• [WORK TO BE COMPLETED] Copy the data from the line containing "Pick out 72" through the line containing "select-value: Lorsqu'un contact", inclusive. Leave the pictures out of your copy.
--- Start of RECORDS FOR THIS TASK ---
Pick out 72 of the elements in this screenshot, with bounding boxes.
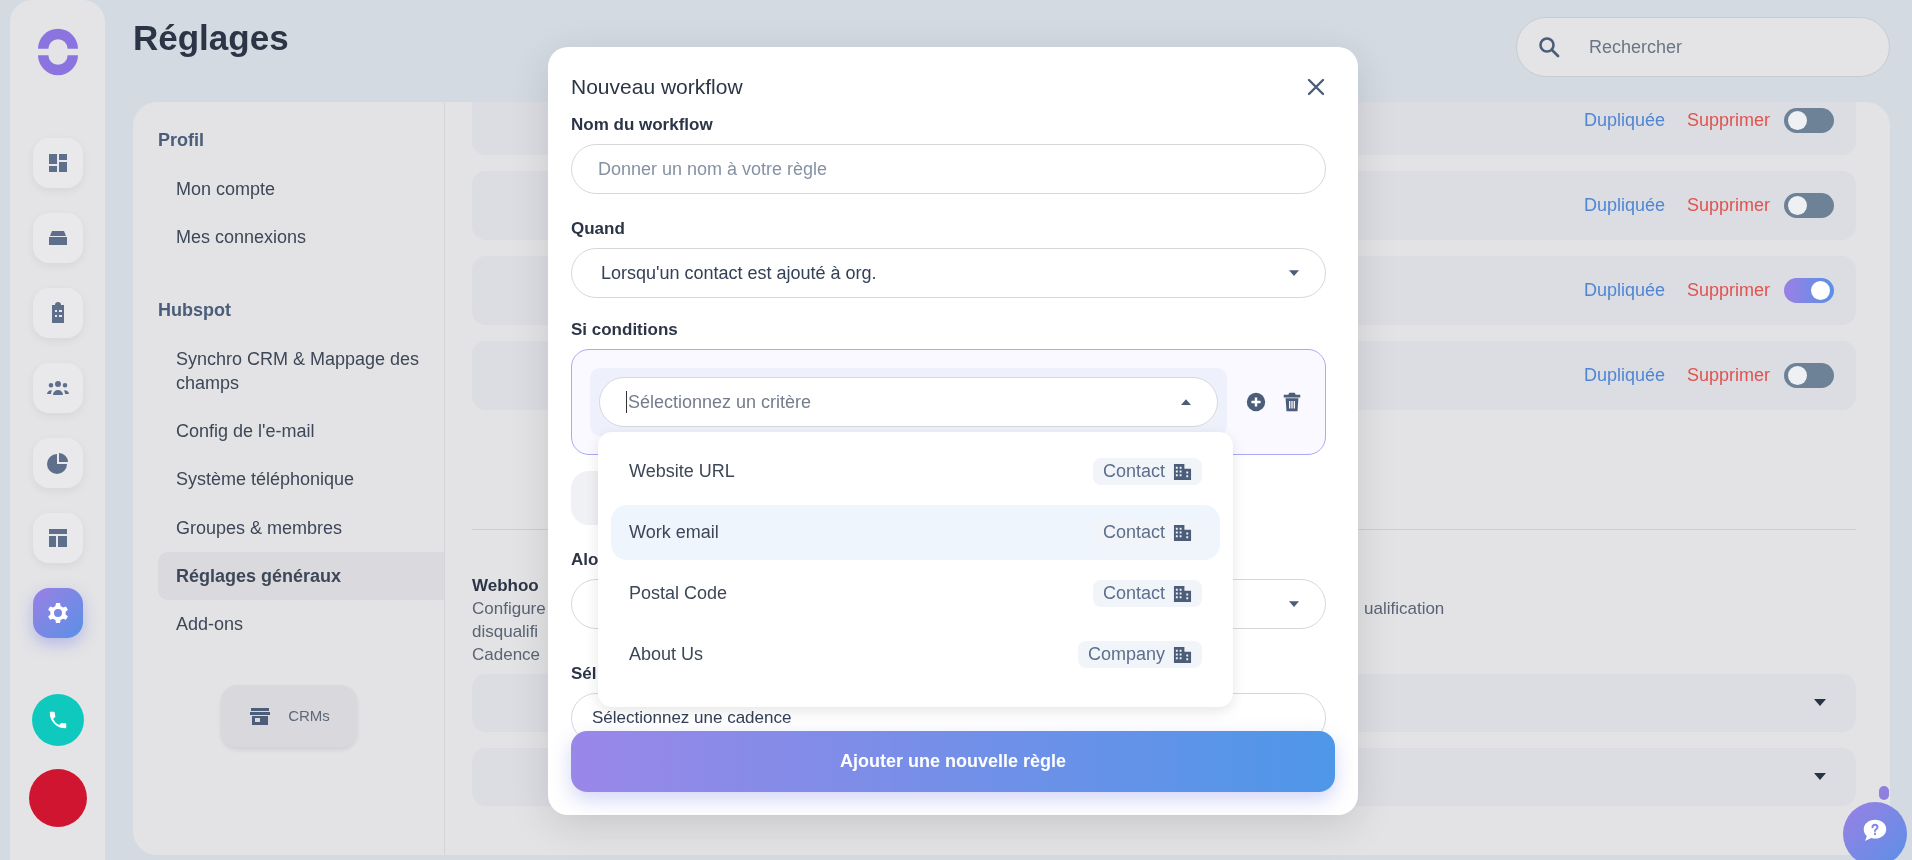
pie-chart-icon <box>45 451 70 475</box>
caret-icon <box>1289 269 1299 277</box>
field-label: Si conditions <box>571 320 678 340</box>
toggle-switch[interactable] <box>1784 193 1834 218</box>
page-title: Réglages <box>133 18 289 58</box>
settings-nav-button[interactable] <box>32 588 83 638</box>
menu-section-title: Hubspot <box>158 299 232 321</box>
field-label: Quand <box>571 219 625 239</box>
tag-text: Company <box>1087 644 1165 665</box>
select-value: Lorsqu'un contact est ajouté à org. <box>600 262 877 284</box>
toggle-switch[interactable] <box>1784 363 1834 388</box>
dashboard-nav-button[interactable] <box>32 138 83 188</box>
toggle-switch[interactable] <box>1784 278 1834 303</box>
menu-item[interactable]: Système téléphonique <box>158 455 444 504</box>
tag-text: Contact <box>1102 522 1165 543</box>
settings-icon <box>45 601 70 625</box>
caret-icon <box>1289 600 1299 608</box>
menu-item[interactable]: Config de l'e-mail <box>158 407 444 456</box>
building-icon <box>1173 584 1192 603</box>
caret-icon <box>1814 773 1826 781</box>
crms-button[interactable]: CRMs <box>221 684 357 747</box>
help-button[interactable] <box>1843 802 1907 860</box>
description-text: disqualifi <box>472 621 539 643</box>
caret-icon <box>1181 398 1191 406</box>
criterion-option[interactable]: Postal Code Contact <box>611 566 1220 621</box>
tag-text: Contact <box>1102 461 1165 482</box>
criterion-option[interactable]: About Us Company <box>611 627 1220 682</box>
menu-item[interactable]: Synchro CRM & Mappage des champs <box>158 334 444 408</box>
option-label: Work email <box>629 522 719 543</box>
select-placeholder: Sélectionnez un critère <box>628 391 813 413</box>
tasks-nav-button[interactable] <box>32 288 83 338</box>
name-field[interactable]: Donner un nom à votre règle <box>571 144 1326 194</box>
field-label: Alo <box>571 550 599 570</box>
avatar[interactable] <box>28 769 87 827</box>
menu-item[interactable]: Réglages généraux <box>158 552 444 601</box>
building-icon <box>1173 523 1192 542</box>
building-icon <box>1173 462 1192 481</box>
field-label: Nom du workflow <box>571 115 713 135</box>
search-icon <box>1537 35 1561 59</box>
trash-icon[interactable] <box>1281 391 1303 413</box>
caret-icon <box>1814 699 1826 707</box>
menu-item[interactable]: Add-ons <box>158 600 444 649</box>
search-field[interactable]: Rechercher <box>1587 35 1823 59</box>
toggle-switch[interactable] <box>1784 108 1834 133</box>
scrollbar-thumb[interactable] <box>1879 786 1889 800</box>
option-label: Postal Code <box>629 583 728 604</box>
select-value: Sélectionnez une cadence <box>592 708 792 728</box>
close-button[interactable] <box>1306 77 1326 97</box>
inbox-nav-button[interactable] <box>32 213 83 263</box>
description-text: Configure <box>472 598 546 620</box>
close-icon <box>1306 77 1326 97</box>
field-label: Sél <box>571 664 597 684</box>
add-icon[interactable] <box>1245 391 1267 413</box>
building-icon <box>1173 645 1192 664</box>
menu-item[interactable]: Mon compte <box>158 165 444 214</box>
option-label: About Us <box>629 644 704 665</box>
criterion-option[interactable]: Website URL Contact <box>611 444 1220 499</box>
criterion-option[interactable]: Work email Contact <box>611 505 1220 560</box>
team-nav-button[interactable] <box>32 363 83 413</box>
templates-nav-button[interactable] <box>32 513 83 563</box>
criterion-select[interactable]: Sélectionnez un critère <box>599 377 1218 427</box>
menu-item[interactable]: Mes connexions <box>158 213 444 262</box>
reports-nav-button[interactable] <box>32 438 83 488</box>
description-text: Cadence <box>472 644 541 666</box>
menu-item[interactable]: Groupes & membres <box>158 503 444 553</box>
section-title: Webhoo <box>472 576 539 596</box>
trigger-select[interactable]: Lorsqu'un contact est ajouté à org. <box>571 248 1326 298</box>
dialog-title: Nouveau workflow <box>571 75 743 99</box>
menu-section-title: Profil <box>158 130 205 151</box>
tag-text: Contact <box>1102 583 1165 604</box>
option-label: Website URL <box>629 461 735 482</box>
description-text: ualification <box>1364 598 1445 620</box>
--- End of RECORDS FOR THIS TASK ---
--- Start of RECORDS FOR THIS TASK ---
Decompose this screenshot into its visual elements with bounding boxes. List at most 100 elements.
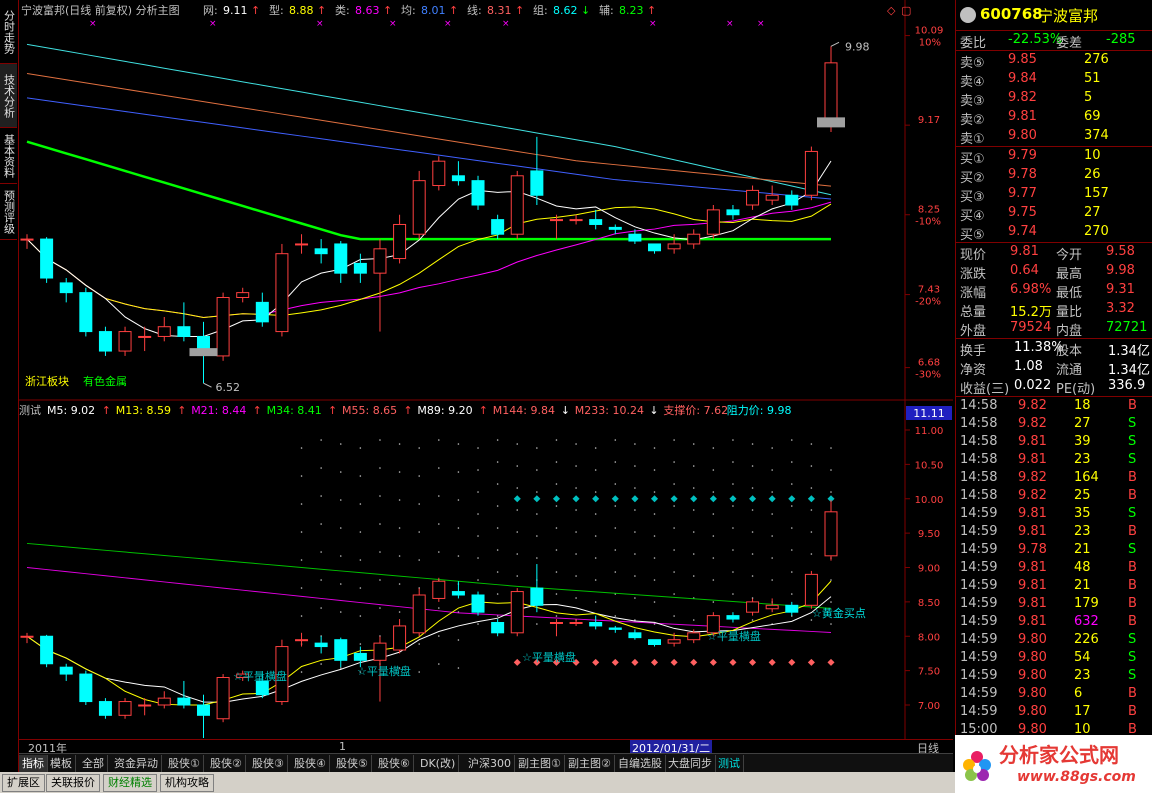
--- End of RECORDS FOR THIS TASK ---
--- Start of RECORDS FOR THIS TASK ---
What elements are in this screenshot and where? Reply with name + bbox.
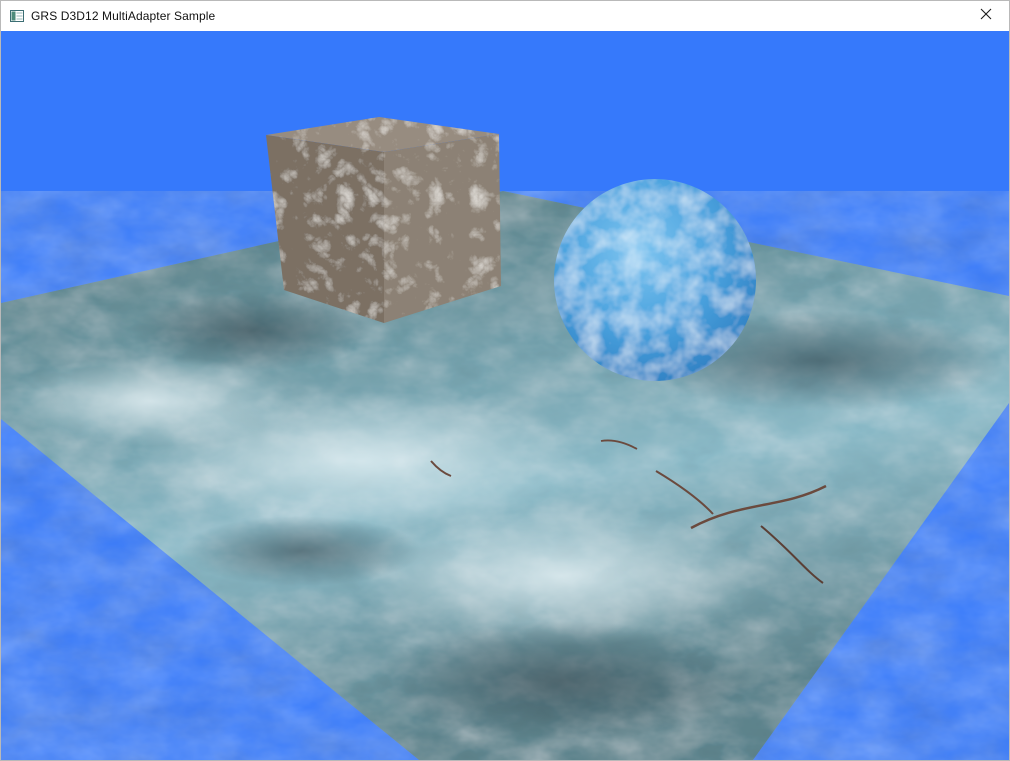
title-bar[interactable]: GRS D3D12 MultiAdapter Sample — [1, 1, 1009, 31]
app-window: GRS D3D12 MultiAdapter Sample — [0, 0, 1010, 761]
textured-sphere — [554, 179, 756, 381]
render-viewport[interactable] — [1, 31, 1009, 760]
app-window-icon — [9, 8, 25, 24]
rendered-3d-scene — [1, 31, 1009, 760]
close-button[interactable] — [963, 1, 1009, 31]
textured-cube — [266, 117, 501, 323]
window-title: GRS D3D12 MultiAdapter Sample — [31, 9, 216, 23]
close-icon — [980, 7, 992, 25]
--- End of RECORDS FOR THIS TASK ---
• [RESULT OF THIS TASK]
Pick out 72 of the elements in this screenshot, with bounding boxes.
pie-chart-icon <box>45 451 70 475</box>
caret-icon <box>1289 269 1299 277</box>
field-label: Si conditions <box>571 320 678 340</box>
toggle-switch[interactable] <box>1784 193 1834 218</box>
page-title: Réglages <box>133 18 289 58</box>
settings-nav-button[interactable] <box>32 588 83 638</box>
menu-section-title: Hubspot <box>158 299 232 321</box>
field-label: Quand <box>571 219 625 239</box>
tag-text: Company <box>1087 644 1165 665</box>
select-value: Lorsqu'un contact est ajouté à org. <box>600 262 877 284</box>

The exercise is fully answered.